= THE TASK =
Change every "remove-item-button" in the lines below to "delete-item-button" and give the lines again with nothing else altered. Leave the pictures out.

= SUPPLIED RECORDS =
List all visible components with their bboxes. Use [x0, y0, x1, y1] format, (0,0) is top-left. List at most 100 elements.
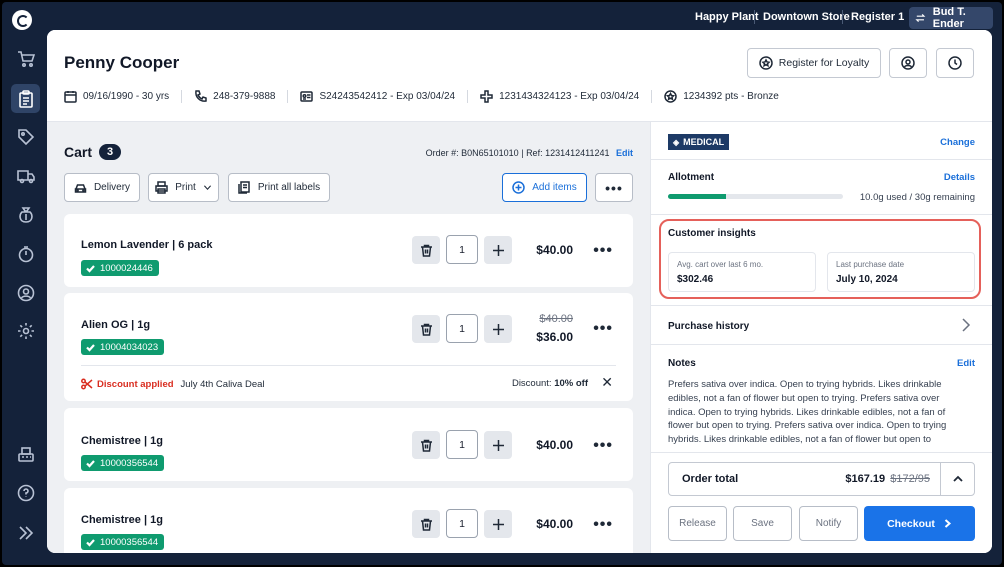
increase-quantity-button[interactable]	[484, 431, 512, 459]
item-more-button[interactable]: •••	[593, 243, 613, 259]
quantity-input[interactable]: 1	[446, 430, 478, 459]
print-dropdown-button[interactable]: Print	[148, 173, 219, 202]
register-icon[interactable]	[15, 443, 37, 465]
change-type-link[interactable]: Change	[940, 137, 975, 148]
app-frame: Happy Plant Downtown Store Register 1 Bu…	[2, 2, 1002, 565]
swap-icon	[915, 14, 926, 22]
customer-profile-button[interactable]	[889, 48, 927, 78]
sku-text: 1000024446	[100, 262, 153, 274]
divider	[842, 10, 843, 24]
quantity-input[interactable]: 1	[446, 235, 478, 264]
purchase-history-row[interactable]: Purchase history	[668, 321, 749, 332]
remove-item-button[interactable]	[412, 236, 440, 264]
sku-badge: 10004034023	[81, 339, 165, 355]
check-icon	[86, 264, 95, 273]
user-switch-button[interactable]: Bud T. Ender	[909, 6, 993, 30]
increase-quantity-button[interactable]	[484, 510, 512, 538]
item-more-button[interactable]: •••	[593, 517, 613, 533]
plus-icon	[492, 439, 504, 451]
cart-icon[interactable]	[15, 48, 37, 70]
remove-item-button[interactable]	[412, 510, 440, 538]
customer-info-row: 09/16/1990 - 30 yrs 248-379-9888 S242435…	[64, 90, 803, 103]
main-panel: Penny Cooper 09/16/1990 - 30 yrs 248-379…	[47, 30, 992, 553]
allotment-progress-bar	[668, 194, 843, 199]
order-number: Order #: B0N65101010	[425, 148, 519, 158]
item-price: $40.00	[536, 438, 573, 452]
divider	[651, 452, 992, 453]
medical-id-info: 1231434324123 - Exp 03/04/24	[480, 90, 653, 103]
edit-notes-link[interactable]: Edit	[957, 358, 975, 369]
clipboard-icon[interactable]	[15, 88, 37, 110]
settings-icon[interactable]	[15, 320, 37, 342]
discount-applied: Discount applied July 4th Caliva Deal	[81, 378, 265, 390]
quantity-input[interactable]: 1	[446, 509, 478, 538]
order-total-bar[interactable]: Order total $167.19 $172/95	[668, 462, 975, 496]
print-all-labels-button[interactable]: Print all labels	[228, 173, 330, 202]
expand-nav-icon[interactable]	[15, 522, 37, 544]
sku-text: 10004034023	[100, 341, 159, 353]
help-icon[interactable]	[15, 482, 37, 504]
cart-more-button[interactable]: •••	[595, 173, 633, 202]
truck-icon[interactable]	[15, 165, 37, 187]
notify-button[interactable]: Notify	[799, 506, 858, 541]
insights-title: Customer insights	[668, 228, 756, 239]
expand-total-button[interactable]	[940, 463, 974, 495]
scissors-icon	[81, 378, 93, 390]
user-profile-icon	[901, 56, 915, 70]
plus-circle-icon	[512, 181, 526, 194]
timer-icon[interactable]	[15, 243, 37, 265]
more-dots-icon: •••	[605, 179, 623, 196]
insight-label: Last purchase date	[836, 260, 905, 269]
allotment-details-link[interactable]: Details	[944, 172, 975, 183]
checkout-button[interactable]: Checkout	[864, 506, 975, 541]
print-all-labels-label: Print all labels	[257, 182, 321, 193]
save-button[interactable]: Save	[733, 506, 792, 541]
increase-quantity-button[interactable]	[484, 236, 512, 264]
phone-icon	[195, 90, 207, 102]
id-card-icon	[300, 91, 314, 102]
register-loyalty-button[interactable]: Register for Loyalty	[747, 48, 881, 78]
checkout-label: Checkout	[887, 517, 935, 530]
increase-quantity-button[interactable]	[484, 315, 512, 343]
location-name[interactable]: Downtown Store	[763, 11, 850, 23]
add-items-button[interactable]: Add items	[502, 173, 587, 202]
edit-order-link[interactable]: Edit	[616, 148, 633, 158]
remove-discount-icon[interactable]: ✕	[601, 374, 613, 391]
remove-item-button[interactable]	[412, 431, 440, 459]
divider	[651, 344, 992, 345]
chevron-right-icon	[944, 519, 951, 528]
store-name[interactable]: Happy Plant	[695, 11, 759, 23]
notes-text: Prefers sativa over indica. Open to tryi…	[668, 379, 947, 446]
release-button[interactable]: Release	[668, 506, 727, 541]
quantity-input[interactable]: 1	[446, 314, 478, 343]
register-loyalty-label: Register for Loyalty	[778, 57, 870, 69]
plus-icon	[492, 323, 504, 335]
customer-name: Penny Cooper	[64, 53, 180, 72]
discount-prefix: Discount:	[511, 378, 552, 389]
phone-text: 248-379-9888	[213, 91, 276, 102]
tags-icon[interactable]	[15, 126, 37, 148]
customer-type-badge[interactable]: ◈ MEDICAL	[668, 134, 730, 150]
chevron-right-icon[interactable]	[960, 318, 972, 332]
divider	[651, 159, 992, 160]
delivery-button[interactable]: Delivery	[64, 173, 140, 202]
allotment-progress-fill	[668, 194, 727, 199]
diamond-icon: ◈	[673, 137, 680, 147]
cart-panel: Cart 3 Order #: B0N65101010 | Ref: 12314…	[47, 122, 650, 553]
delivery-label: Delivery	[93, 182, 131, 193]
app-logo[interactable]	[12, 10, 32, 30]
item-name: Lemon Lavender | 6 pack	[81, 239, 213, 251]
avg-cart-card: Avg. cart over last 6 mo. $302.46	[668, 252, 816, 292]
last-purchase-card: Last purchase date July 10, 2024	[827, 252, 975, 292]
customer-search-icon[interactable]	[15, 282, 37, 304]
chevron-down-icon	[203, 185, 211, 191]
item-more-button[interactable]: •••	[593, 438, 613, 454]
register-name[interactable]: Register 1	[851, 11, 904, 23]
remove-item-button[interactable]	[412, 315, 440, 343]
user-name: Bud T. Ender	[932, 6, 966, 30]
item-more-button[interactable]: •••	[593, 321, 613, 337]
customer-history-button[interactable]	[936, 48, 974, 78]
money-bag-icon[interactable]	[15, 204, 37, 226]
loyalty-star-icon	[759, 56, 773, 70]
calendar-icon	[64, 91, 77, 103]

= TASK ANSWER =
List all visible components with their bboxes. Use [x0, y0, x1, y1] format, (0,0) is top-left. List at most 100 elements.
increase-quantity-button[interactable]	[484, 431, 512, 459]
item-more-button[interactable]: •••	[593, 243, 613, 259]
quantity-input[interactable]: 1	[446, 430, 478, 459]
print-dropdown-button[interactable]: Print	[148, 173, 219, 202]
register-icon[interactable]	[15, 443, 37, 465]
change-type-link[interactable]: Change	[940, 137, 975, 148]
app-frame: Happy Plant Downtown Store Register 1 Bu…	[2, 2, 1002, 565]
swap-icon	[915, 14, 926, 22]
customer-profile-button[interactable]	[889, 48, 927, 78]
sku-text: 1000024446	[100, 262, 153, 274]
divider	[842, 10, 843, 24]
quantity-input[interactable]: 1	[446, 235, 478, 264]
purchase-history-row[interactable]: Purchase history	[668, 321, 749, 332]
delete-item-button[interactable]	[412, 236, 440, 264]
sku-badge: 10004034023	[81, 339, 165, 355]
check-icon	[86, 264, 95, 273]
user-switch-button[interactable]: Bud T. Ender	[909, 6, 993, 30]
increase-quantity-button[interactable]	[484, 510, 512, 538]
item-more-button[interactable]: •••	[593, 517, 613, 533]
plus-icon	[492, 439, 504, 451]
cart-icon[interactable]	[15, 48, 37, 70]
delete-item-button[interactable]	[412, 510, 440, 538]
customer-info-row: 09/16/1990 - 30 yrs 248-379-9888 S242435…	[64, 90, 803, 103]
main-panel: Penny Cooper 09/16/1990 - 30 yrs 248-379…	[47, 30, 992, 553]
allotment-progress-bar	[668, 194, 843, 199]
order-number: Order #: B0N65101010	[425, 148, 519, 158]
item-price: $40.00	[536, 438, 573, 452]
divider	[651, 452, 992, 453]
medical-id-info: 1231434324123 - Exp 03/04/24	[480, 90, 653, 103]
edit-notes-link[interactable]: Edit	[957, 358, 975, 369]
clipboard-icon[interactable]	[15, 88, 37, 110]
settings-icon[interactable]	[15, 320, 37, 342]
discount-applied: Discount applied July 4th Caliva Deal	[81, 378, 265, 390]
quantity-input[interactable]: 1	[446, 509, 478, 538]
order-total-bar[interactable]: Order total $167.19 $172/95	[668, 462, 975, 496]
print-all-labels-button[interactable]: Print all labels	[228, 173, 330, 202]
expand-nav-icon[interactable]	[15, 522, 37, 544]
sku-text: 10004034023	[100, 341, 159, 353]
help-icon[interactable]	[15, 482, 37, 504]
cart-more-button[interactable]: •••	[595, 173, 633, 202]
truck-icon[interactable]	[15, 165, 37, 187]
notify-button[interactable]: Notify	[799, 506, 858, 541]
insights-title: Customer insights	[668, 228, 756, 239]
expand-total-button[interactable]	[940, 463, 974, 495]
scissors-icon	[81, 378, 93, 390]
user-profile-icon	[901, 56, 915, 70]
plus-circle-icon	[512, 181, 526, 194]
timer-icon[interactable]	[15, 243, 37, 265]
more-dots-icon: •••	[605, 179, 623, 196]
insight-label: Last purchase date	[836, 260, 905, 269]
allotment-details-link[interactable]: Details	[944, 172, 975, 183]
checkout-button[interactable]: Checkout	[864, 506, 975, 541]
print-all-labels-label: Print all labels	[257, 182, 321, 193]
save-button[interactable]: Save	[733, 506, 792, 541]
increase-quantity-button[interactable]	[484, 236, 512, 264]
phone-icon	[195, 90, 207, 102]
id-card-icon	[300, 91, 314, 102]
register-loyalty-button[interactable]: Register for Loyalty	[747, 48, 881, 78]
checkout-label: Checkout	[887, 517, 935, 530]
increase-quantity-button[interactable]	[484, 315, 512, 343]
location-name[interactable]: Downtown Store	[763, 11, 850, 23]
add-items-button[interactable]: Add items	[502, 173, 587, 202]
edit-order-link[interactable]: Edit	[616, 148, 633, 158]
remove-discount-icon[interactable]: ✕	[601, 374, 613, 391]
delete-item-button[interactable]	[412, 431, 440, 459]
divider	[651, 344, 992, 345]
chevron-right-icon	[944, 519, 951, 528]
store-name[interactable]: Happy Plant	[695, 11, 759, 23]
notes-text: Prefers sativa over indica. Open to tryi…	[668, 379, 947, 446]
release-button[interactable]: Release	[668, 506, 727, 541]
quantity-input[interactable]: 1	[446, 314, 478, 343]
register-loyalty-label: Register for Loyalty	[778, 57, 870, 69]
plus-icon	[492, 323, 504, 335]
customer-name: Penny Cooper	[64, 53, 180, 72]
discount-prefix: Discount:	[511, 378, 552, 389]
phone-text: 248-379-9888	[213, 91, 276, 102]
tags-icon[interactable]	[15, 126, 37, 148]
customer-type-badge[interactable]: ◈ MEDICAL	[668, 134, 730, 150]
chevron-right-icon[interactable]	[960, 318, 972, 332]
divider	[651, 159, 992, 160]
delivery-button[interactable]: Delivery	[64, 173, 140, 202]
allotment-progress-fill	[668, 194, 727, 199]
diamond-icon: ◈	[673, 137, 680, 147]
cart-panel: Cart 3 Order #: B0N65101010 | Ref: 12314…	[47, 122, 650, 553]
delivery-label: Delivery	[93, 182, 131, 193]
app-logo[interactable]	[12, 10, 32, 30]
item-name: Lemon Lavender | 6 pack	[81, 239, 213, 251]
avg-cart-card: Avg. cart over last 6 mo. $302.46	[668, 252, 816, 292]
last-purchase-card: Last purchase date July 10, 2024	[827, 252, 975, 292]
customer-search-icon[interactable]	[15, 282, 37, 304]
chevron-down-icon	[203, 185, 211, 191]
item-more-button[interactable]: •••	[593, 438, 613, 454]
register-name[interactable]: Register 1	[851, 11, 904, 23]
delete-item-button[interactable]	[412, 315, 440, 343]
user-name: Bud T. Ender	[932, 6, 966, 30]
item-more-button[interactable]: •••	[593, 321, 613, 337]
customer-history-button[interactable]	[936, 48, 974, 78]
money-bag-icon[interactable]	[15, 204, 37, 226]
loyalty-star-icon	[759, 56, 773, 70]
calendar-icon	[64, 91, 77, 103]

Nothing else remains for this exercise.